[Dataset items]
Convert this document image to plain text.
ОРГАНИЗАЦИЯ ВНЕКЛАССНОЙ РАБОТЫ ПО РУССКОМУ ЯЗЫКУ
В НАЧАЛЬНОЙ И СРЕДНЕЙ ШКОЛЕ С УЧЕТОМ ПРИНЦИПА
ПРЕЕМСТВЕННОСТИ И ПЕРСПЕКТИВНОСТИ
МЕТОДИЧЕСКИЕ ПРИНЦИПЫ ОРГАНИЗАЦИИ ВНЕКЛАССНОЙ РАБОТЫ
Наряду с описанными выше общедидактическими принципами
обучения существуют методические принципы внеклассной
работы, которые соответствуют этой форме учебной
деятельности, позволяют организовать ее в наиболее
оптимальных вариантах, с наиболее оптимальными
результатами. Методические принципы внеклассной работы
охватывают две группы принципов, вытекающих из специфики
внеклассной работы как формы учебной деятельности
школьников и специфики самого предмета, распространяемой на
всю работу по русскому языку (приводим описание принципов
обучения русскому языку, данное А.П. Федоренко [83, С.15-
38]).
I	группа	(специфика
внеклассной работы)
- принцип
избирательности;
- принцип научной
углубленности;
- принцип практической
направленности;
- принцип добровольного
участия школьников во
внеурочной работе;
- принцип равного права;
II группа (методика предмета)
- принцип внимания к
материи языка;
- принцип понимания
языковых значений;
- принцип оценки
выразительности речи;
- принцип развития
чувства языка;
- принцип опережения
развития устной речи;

Given instruction
Each line of the listing should be copied exactly.

Task result
Convert this document image to plain text.
ОРГАНИЗАЦИЯ ВНЕКЛАССНОЙ РАБОТЫ ПО РУССКОМУ ЯЗЫКУ
В НАЧАЛЬНОЙ И СРЕДНЕЙ ШКОЛЕ С УЧЕТОМ ПРИНЦИПА
ПРЕЕМСТВЕННОСТИ И ПЕРСПЕКТИВНОСТИ
МЕТОДИЧЕСКИЕ ПРИНЦИПЫ ОРГАНИЗАЦИИ ВНЕКЛАССНОЙ РАБОТЫ
Наряду с описанными выше общедидактическими принципами
обучения существуют методические принципы внеклассной
работы, которые соответствуют этой форме учебной
деятельности, позволяют организовать ее в наиболее
оптимальных вариантах, с наиболее оптимальными
результатами. Методические принципы внеклассной работы
охватывают две группы принципов, вытекающих из специфики
внеклассной работы как формы учебной деятельности
школьников и специфики самого предмета, распространяемой на
всю работу по русскому языку (приводим описание принципов
обучения русскому языку, данное А.П. Федоренко [83, С.15-
38]).
I	группа	(специфика
внеклассной работы)
- принцип
избирательности;
- принцип научной
углубленности;
- принцип практической
направленности;
- принцип добровольного
участия школьников во
внеурочной работе;
- принцип равного права;
II группа (методика предмета)
- принцип внимания к
материи языка;
- принцип понимания
языковых значений;
- принцип оценки
выразительности речи;
- принцип развития
чувства языка;
- принцип опережения
развития устной речи;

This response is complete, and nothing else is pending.